__Exercise goal__. Reproduce the following material exactly, including every line.

__Extracted material__.
================
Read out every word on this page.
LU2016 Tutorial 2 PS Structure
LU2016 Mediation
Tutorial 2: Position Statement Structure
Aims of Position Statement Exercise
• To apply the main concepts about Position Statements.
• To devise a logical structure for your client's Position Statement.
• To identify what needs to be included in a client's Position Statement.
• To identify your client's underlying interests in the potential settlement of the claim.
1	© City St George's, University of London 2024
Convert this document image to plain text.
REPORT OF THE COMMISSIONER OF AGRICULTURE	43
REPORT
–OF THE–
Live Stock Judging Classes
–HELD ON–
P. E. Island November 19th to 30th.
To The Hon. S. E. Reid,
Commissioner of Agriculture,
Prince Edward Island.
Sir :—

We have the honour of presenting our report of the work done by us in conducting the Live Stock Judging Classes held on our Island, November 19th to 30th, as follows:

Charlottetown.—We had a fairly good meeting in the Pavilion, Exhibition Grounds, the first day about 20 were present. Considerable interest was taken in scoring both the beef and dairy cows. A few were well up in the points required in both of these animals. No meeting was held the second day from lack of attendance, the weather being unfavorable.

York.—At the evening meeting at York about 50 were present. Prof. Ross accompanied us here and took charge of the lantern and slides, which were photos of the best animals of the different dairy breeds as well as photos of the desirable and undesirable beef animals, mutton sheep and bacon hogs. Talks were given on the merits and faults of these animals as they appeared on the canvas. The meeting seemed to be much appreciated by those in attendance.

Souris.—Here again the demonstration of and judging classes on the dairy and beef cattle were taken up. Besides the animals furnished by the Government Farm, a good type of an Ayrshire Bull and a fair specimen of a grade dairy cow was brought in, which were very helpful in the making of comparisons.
================
__Solution to this exercise__.
Read out every word on this page.
LU2016 Tutorial 2 PS Structure
LU2016 Mediation
Tutorial 2: Position Statement Structure
Aims of Position Statement Exercise
• To apply the main concepts about Position Statements.
• To devise a logical structure for your client's Position Statement.
• To identify what needs to be included in a client's Position Statement.
• To identify your client's underlying interests in the potential settlement of the claim.
1	© City St George's, University of London 2024
Convert this document image to plain text.
REPORT OF THE COMMISSIONER OF AGRICULTURE	43
REPORT
–OF THE–
Live Stock Judging Classes
–HELD ON–
P. E. Island November 19th to 30th.
To The Hon. S. E. Reid,
Commissioner of Agriculture,
Prince Edward Island.
Sir :—

We have the honour of presenting our report of the work done by us in conducting the Live Stock Judging Classes held on our Island, November 19th to 30th, as follows:

Charlottetown.—We had a fairly good meeting in the Pavilion, Exhibition Grounds, the first day about 20 were present. Considerable interest was taken in scoring both the beef and dairy cows. A few were well up in the points required in both of these animals. No meeting was held the second day from lack of attendance, the weather being unfavorable.

York.—At the evening meeting at York about 50 were present. Prof. Ross accompanied us here and took charge of the lantern and slides, which were photos of the best animals of the different dairy breeds as well as photos of the desirable and undesirable beef animals, mutton sheep and bacon hogs. Talks were given on the merits and faults of these animals as they appeared on the canvas. The meeting seemed to be much appreciated by those in attendance.

Souris.—Here again the demonstration of and judging classes on the dairy and beef cattle were taken up. Besides the animals furnished by the Government Farm, a good type of an Ayrshire Bull and a fair specimen of a grade dairy cow was brought in, which were very helpful in the making of comparisons.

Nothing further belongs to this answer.